**Objective 1:**
In the listing, edit the lines running from the one containing "list-item[interactable]: Halo2.0技术交流群 xyxy=(26,270,166,295)" through the one containing "list-item-label: -音乐不塞车NO.2 - xyxy=(50,132,125,142)": replace "group-avatar-icon" with "avatar-icon" and leave everything else the same. Give back only those lines.

**Extracted text:**
————

Experience, as Oscar Wilde noted, is the name people give to their mistakes. There can be no worse experience in international arbitration than for a party, however unwittingly, to have allowed his opponent to bring duplicate proceedings. This may happen where one party commences arbitration under the arbitration clause of one agreement, only to find that his opponent commences a parallel arbitration against him in relation to the same dispute under the arbitration clause of a separate, but related agreement.
The likelihood of this happening is greater than is commonly imagined. In any commercial relationship where there is more than one agreement or more than one party (e.g. joint venture arrangements, construction projects and "string" commodities deals), the potential for duplicate proceedings exists. And it does happen. The Bulk Oil1 disputes, albeit involving arbitration and litigation proceedings, are real examples of a real problem.
The immediate consequence is cost. It will inevitably cost more to fight two arbitrations than to fight one. Challenges to the jurisdiction of the competing tribunals will only add to spiralling legal bills. Moreover, if the two arbitrations are to be conducted in different countries or under different laws or languages, a second firm of lawyers may need to be instructed. Taken together, these factors could have a serious impact on the ability of a party with limited resources to obtain an award against a larger party with much greater resources.

————

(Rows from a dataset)

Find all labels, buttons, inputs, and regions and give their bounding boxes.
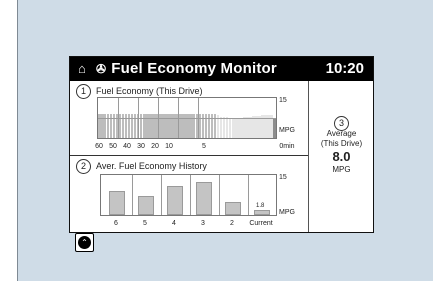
average-panel: 3 Average (This Drive) 8.0 MPG: [308, 81, 374, 232]
chart2-xtick: 6: [114, 220, 118, 227]
fuel-economy-screen: ⌂ ✇ Fuel Economy Monitor 10:20 1 Fuel Econ…: [69, 56, 374, 252]
chart1-xtick: 20: [151, 143, 159, 150]
section2-number: 2: [76, 159, 91, 174]
grid-line: [190, 175, 191, 215]
chart1-xtick: 50: [109, 143, 117, 150]
section1-number: 1: [76, 84, 91, 99]
chart2-unit: MPG: [279, 209, 295, 216]
history-bar: [167, 185, 183, 215]
history-bar: [225, 201, 241, 215]
grid-line: [161, 175, 162, 215]
chart1-xtick: 40: [123, 143, 131, 150]
history-bar: [138, 196, 154, 215]
chart2-xtick: 4: [172, 220, 176, 227]
chart1-xtick: 30: [137, 143, 145, 150]
section1-title: Fuel Economy (This Drive): [96, 85, 203, 96]
average-value: 8.0: [332, 149, 351, 164]
charts-area: 1 Fuel Economy (This Drive) 15 MPG 60 50 40…: [70, 81, 308, 252]
section2-heading: 2 Aver. Fuel Economy History: [76, 159, 207, 174]
fuel-economy-chart: [97, 97, 277, 139]
chart1-xtick: 10: [165, 143, 173, 150]
grid-line: [132, 175, 133, 215]
chart2-xtick: Current: [249, 220, 273, 227]
header-bar: ⌂ ✇ Fuel Economy Monitor 10:20: [70, 57, 373, 81]
chart1-xtick: 60: [95, 143, 103, 150]
section-divider: [70, 155, 308, 156]
panel-edge: [17, 0, 18, 281]
history-chart: 1.8: [100, 174, 277, 216]
section2-title: Aver. Fuel Economy History: [96, 160, 207, 171]
average-label-1: Average: [326, 129, 357, 138]
average-label-2: (This Drive): [320, 139, 363, 148]
fuel-icon: ✇: [96, 62, 107, 76]
fuel-bar: [273, 119, 276, 138]
chart2-xtick: 3: [201, 220, 205, 227]
chart2-ymax: 15: [279, 174, 287, 181]
history-bar: [196, 181, 212, 215]
history-bar: [109, 191, 125, 215]
clock: 10:20: [325, 60, 364, 77]
history-bar: [254, 210, 270, 215]
chart1-xtick: 0min: [279, 143, 295, 150]
home-icon[interactable]: ⌂: [78, 61, 86, 76]
current-value-label: 1.8: [256, 203, 265, 210]
chart1-ymax: 15: [279, 97, 287, 104]
chart1-xtick: 5: [202, 143, 206, 150]
back-button[interactable]: ⌃: [75, 233, 94, 252]
grid-line: [219, 175, 220, 215]
page-title-text: Fuel Economy Monitor: [111, 60, 277, 77]
chevron-up-icon: ⌃: [78, 236, 91, 249]
chart2-xtick: 5: [143, 220, 147, 227]
average-unit: MPG: [332, 165, 351, 174]
chart2-xtick: 2: [230, 220, 234, 227]
page-title: ✇ Fuel Economy Monitor: [96, 60, 277, 77]
chart1-unit: MPG: [279, 127, 295, 134]
grid-line: [98, 118, 276, 119]
grid-line: [248, 175, 249, 215]
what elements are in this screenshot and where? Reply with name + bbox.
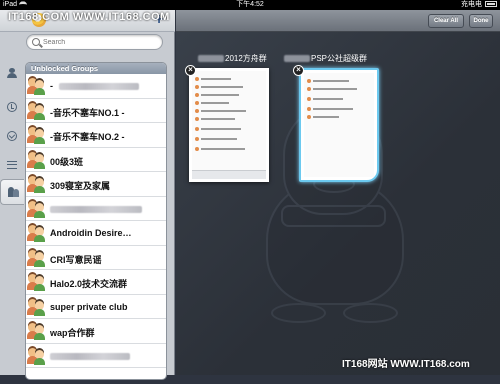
list-item[interactable]: Halo2.0技术交流群 xyxy=(26,270,166,295)
list-icon xyxy=(6,160,17,169)
chat-card[interactable] xyxy=(189,68,269,182)
list-item[interactable]: -音乐不塞车NO.2 - xyxy=(26,123,166,148)
close-icon[interactable]: × xyxy=(185,65,196,76)
redacted-text xyxy=(198,55,224,62)
status-time: 下午4:52 xyxy=(236,1,264,8)
status-bar: iPad 下午4:52 充电电 xyxy=(0,0,500,10)
group-avatar-icon xyxy=(27,322,45,340)
group-avatar-icon xyxy=(27,200,45,218)
list-header: Unblocked Groups xyxy=(26,63,166,74)
clock-icon xyxy=(6,101,17,112)
done-button[interactable]: Done xyxy=(469,14,493,28)
list-item-label: CRI写意民谣 xyxy=(50,254,102,265)
list-item[interactable]: - xyxy=(26,74,166,99)
list-item[interactable]: CRI写意民谣 xyxy=(26,245,166,270)
chat-input-bar xyxy=(192,170,266,179)
search-box[interactable] xyxy=(26,34,163,50)
search-input[interactable] xyxy=(43,37,158,47)
list-item[interactable]: 00级3班 xyxy=(26,147,166,172)
battery-icon xyxy=(485,1,497,7)
status-battery: 充电电 xyxy=(461,0,497,10)
group-avatar-icon xyxy=(27,175,45,193)
search-icon xyxy=(32,38,40,46)
group-list: Unblocked Groups - -音乐不塞车NO.1 - -音乐不塞车NO… xyxy=(25,62,167,380)
sidebar: + Unblocked Groups - -音乐不塞车NO.1 - -音乐不塞车… xyxy=(0,10,175,380)
list-item-label: 00级3班 xyxy=(50,156,84,167)
list-item-label: -音乐不塞车NO.2 - xyxy=(50,132,125,142)
card-title: 2012方舟群 xyxy=(198,53,267,64)
list-item[interactable]: super private club xyxy=(26,294,166,319)
top-toolbar: Clear All Done xyxy=(176,10,500,32)
tab-recent[interactable] xyxy=(3,98,20,115)
redacted-text xyxy=(50,205,142,213)
group-avatar-icon xyxy=(27,126,45,144)
tab-list[interactable] xyxy=(3,156,20,173)
list-item-label: -音乐不塞车NO.1 - xyxy=(50,107,125,118)
clear-all-button[interactable]: Clear All xyxy=(428,14,464,28)
list-item[interactable] xyxy=(26,343,166,368)
group-avatar-icon xyxy=(27,298,45,316)
group-icon xyxy=(7,187,19,197)
list-item-label: Halo2.0技术交流群 xyxy=(50,279,128,289)
watermark-bottom: IT168网站 WWW.IT168.com xyxy=(342,359,470,370)
list-item-label: Androidin Desire… xyxy=(50,228,132,238)
redacted-text xyxy=(50,352,130,360)
circle-check-icon xyxy=(6,130,17,141)
side-tab-bar xyxy=(0,54,24,384)
close-icon[interactable]: × xyxy=(293,65,304,76)
watermark-top: IT168.COM WWW.IT168.COM xyxy=(8,11,170,23)
group-avatar-icon xyxy=(27,224,45,242)
chat-switcher: Clear All Done 2012方舟群 PSP公社超级群 × × xyxy=(176,10,500,375)
tab-status[interactable] xyxy=(3,127,20,144)
list-item-label: super private club xyxy=(50,301,128,312)
list-item[interactable]: -音乐不塞车NO.1 - xyxy=(26,98,166,123)
group-avatar-icon xyxy=(27,249,45,267)
card-title: PSP公社超级群 xyxy=(284,53,367,64)
redacted-text xyxy=(59,83,139,90)
redacted-text xyxy=(284,55,310,62)
group-avatar-icon xyxy=(27,273,45,291)
group-avatar-icon xyxy=(27,151,45,169)
chat-preview xyxy=(304,73,374,177)
list-item-label: 309寝室及家属 xyxy=(50,181,111,191)
group-avatar-icon xyxy=(27,347,45,365)
list-item[interactable] xyxy=(26,196,166,221)
list-item-label: wap合作群 xyxy=(50,328,95,338)
chat-preview xyxy=(192,71,266,179)
person-icon xyxy=(6,67,17,78)
tab-contacts[interactable] xyxy=(3,64,20,81)
tab-groups[interactable] xyxy=(0,179,24,205)
list-item[interactable]: Androidin Desire… xyxy=(26,221,166,246)
group-avatar-icon xyxy=(27,102,45,120)
chat-card-selected[interactable] xyxy=(299,68,379,182)
list-item[interactable]: wap合作群 xyxy=(26,319,166,344)
group-avatar-icon xyxy=(27,77,45,95)
list-item[interactable]: 309寝室及家属 xyxy=(26,172,166,197)
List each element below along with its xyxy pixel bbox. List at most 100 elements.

————

**Objective 2:**
Answer these from the text on duplicate arbitration proceedings:
(a) Whom does it quote on experience?
(b) Which three kinds of commercial relationship does it give as examples?
(c) What does it call the immediate consequence?

**Problem solution 1:**
list-item[interactable]: Halo2.0技术交流群 xyxy=(26,270,166,295)
list-icon xyxy=(6,160,17,169)
chat-card[interactable] xyxy=(189,68,269,182)
list-item[interactable]: -音乐不塞车NO.2 - xyxy=(26,123,166,148)
close-icon[interactable]: × xyxy=(185,65,196,76)
redacted-text xyxy=(198,55,224,62)
status-time: 下午4:52 xyxy=(236,1,264,8)
status-bar: iPad 下午4:52 充电电 xyxy=(0,0,500,10)
avatar-icon xyxy=(27,322,45,340)
avatar-icon xyxy=(27,200,45,218)
list-header: Unblocked Groups xyxy=(26,63,166,74)
clock-icon xyxy=(6,101,17,112)
done-button[interactable]: Done xyxy=(469,14,493,28)
list-item-label: CRI写意民谣 xyxy=(50,254,102,265)
list-item[interactable]: - xyxy=(26,74,166,99)
list-item[interactable]: CRI写意民谣 xyxy=(26,245,166,270)
chat-input-bar xyxy=(192,170,266,179)
search-box[interactable] xyxy=(26,34,163,50)
search-input[interactable] xyxy=(43,37,158,47)
list-item[interactable]: 00级3班 xyxy=(26,147,166,172)
battery-icon xyxy=(485,1,497,7)
status-battery: 充电电 xyxy=(461,0,497,10)
avatar-icon xyxy=(27,175,45,193)
search-icon xyxy=(32,38,40,46)
group-list: Unblocked Groups - -音乐不塞车NO.1 - -音乐不塞车NO… xyxy=(25,62,167,380)
sidebar: + Unblocked Groups - -音乐不塞车NO.1 - -音乐不塞车… xyxy=(0,10,175,380)
list-item-label: 00级3班 xyxy=(50,156,84,167)
list-item-label: -音乐不塞车NO.2 - xyxy=(50,132,125,142)

**Problem solution 2:**
(a) Oscar Wilde
(b) Joint venture arrangements, construction projects and "string" commodities deals
(c) Cost